Written task:
Search the material and gather each line with "Virginia" in it.

Entries supplied:
§ §

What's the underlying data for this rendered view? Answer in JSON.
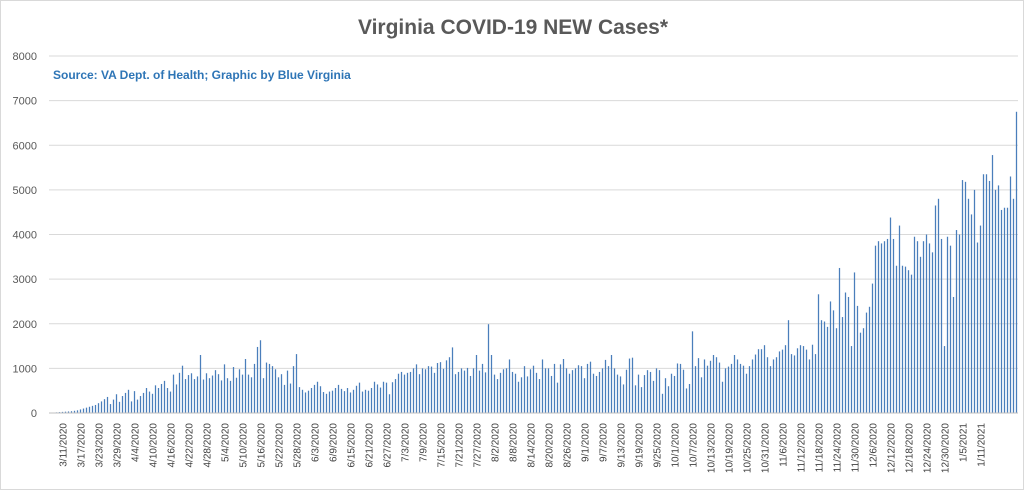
{
  "chart_data": {
    "type": "bar",
    "title": "Virginia COVID-19 NEW Cases*",
    "annotation": "Source: VA Dept. of Health; Graphic by Blue Virginia",
    "xlabel": "",
    "ylabel": "",
    "ylim": [
      0,
      8000
    ],
    "yticks": [
      0,
      1000,
      2000,
      3000,
      4000,
      5000,
      6000,
      7000,
      8000
    ],
    "grid": true,
    "bar_color": "#4a7ebb",
    "x_tick_labels": [
      "3/11/2020",
      "3/17/2020",
      "3/23/2020",
      "3/29/2020",
      "4/4/2020",
      "4/10/2020",
      "4/16/2020",
      "4/22/2020",
      "4/28/2020",
      "5/4/2020",
      "5/10/2020",
      "5/16/2020",
      "5/22/2020",
      "5/28/2020",
      "6/3/2020",
      "6/9/2020",
      "6/15/2020",
      "6/21/2020",
      "6/27/2020",
      "7/3/2020",
      "7/9/2020",
      "7/15/2020",
      "7/21/2020",
      "7/27/2020",
      "8/2/2020",
      "8/8/2020",
      "8/14/2020",
      "8/20/2020",
      "8/26/2020",
      "9/1/2020",
      "9/7/2020",
      "9/13/2020",
      "9/19/2020",
      "9/25/2020",
      "10/1/2020",
      "10/7/2020",
      "10/13/2020",
      "10/19/2020",
      "10/25/2020",
      "10/31/2020",
      "11/6/2020",
      "11/12/2020",
      "11/18/2020",
      "11/24/2020",
      "11/30/2020",
      "12/6/2020",
      "12/12/2020",
      "12/18/2020",
      "12/24/2020",
      "12/30/2020",
      "1/5/2021",
      "1/11/2021"
    ],
    "values": [
      5,
      10,
      15,
      20,
      25,
      30,
      35,
      40,
      50,
      60,
      80,
      100,
      120,
      140,
      160,
      180,
      220,
      260,
      310,
      360,
      200,
      300,
      420,
      250,
      380,
      450,
      520,
      260,
      490,
      300,
      380,
      450,
      560,
      480,
      430,
      620,
      560,
      650,
      720,
      560,
      480,
      860,
      640,
      900,
      1060,
      760,
      850,
      890,
      760,
      820,
      1300,
      750,
      890,
      780,
      840,
      960,
      870,
      730,
      1090,
      780,
      720,
      1030,
      790,
      980,
      860,
      1210,
      860,
      800,
      1100,
      1480,
      1630,
      780,
      1130,
      1100,
      1050,
      980,
      800,
      870,
      630,
      950,
      660,
      1050,
      1320,
      580,
      520,
      460,
      500,
      560,
      630,
      700,
      600,
      470,
      430,
      480,
      500,
      560,
      630,
      540,
      490,
      560,
      460,
      520,
      610,
      680,
      480,
      520,
      500,
      560,
      700,
      640,
      570,
      700,
      680,
      420,
      690,
      760,
      880,
      920,
      860,
      900,
      920,
      1000,
      1090,
      870,
      1000,
      980,
      1050,
      1040,
      900,
      1120,
      1140,
      990,
      1180,
      1250,
      1470,
      870,
      920,
      1000,
      950,
      1010,
      830,
      1000,
      1300,
      950,
      1100,
      910,
      1990,
      1300,
      860,
      760,
      900,
      980,
      1000,
      1200,
      920,
      880,
      700,
      800,
      1050,
      820,
      980,
      1060,
      900,
      760,
      1200,
      1000,
      1000,
      830,
      1100,
      680,
      1090,
      1210,
      1000,
      880,
      960,
      1000,
      1070,
      1050,
      780,
      1100,
      1150,
      880,
      830,
      920,
      1000,
      1190,
      1050,
      1300,
      1000,
      860,
      820,
      640,
      970,
      1220,
      1240,
      620,
      860,
      580,
      850,
      960,
      920,
      720,
      1000,
      960,
      430,
      780,
      600,
      880,
      830,
      1110,
      1100,
      970,
      550,
      650,
      1830,
      1050,
      1230,
      800,
      1200,
      1060,
      1170,
      1300,
      1250,
      1130,
      700,
      1000,
      1040,
      1100,
      1300,
      1200,
      1100,
      1060,
      880,
      1050,
      1200,
      1310,
      1430,
      1430,
      1520,
      1250,
      1050,
      1200,
      1250,
      1380,
      1420,
      1520,
      2080,
      1320,
      1290,
      1450,
      1520,
      1500,
      1420,
      1200,
      1530,
      1320,
      2660,
      2080,
      2050,
      1930,
      2500,
      2300,
      1900,
      3250,
      2150,
      2700,
      2600,
      1500,
      3150,
      2400,
      1800,
      1900,
      2250,
      2380,
      2900,
      3750,
      3850,
      3800,
      3850,
      3900,
      4380,
      3900,
      3300,
      4200,
      3300,
      3280,
      3200,
      3100,
      3950,
      3850,
      3500,
      3850,
      4000,
      3800,
      3600,
      4650,
      4800,
      3900,
      1500,
      3950,
      3750,
      2600,
      4100,
      4000,
      5220,
      5180,
      4800,
      4450,
      5000,
      3820,
      4200,
      5350,
      5350,
      5200,
      5780,
      5000,
      5100,
      4550,
      4600,
      4600,
      5300,
      4800,
      6750
    ]
  }
}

§ §

Worked solution:
    "title": "Virginia COVID-19 NEW Cases*",
    "annotation": "Source: VA Dept. of Health; Graphic by Blue Virginia",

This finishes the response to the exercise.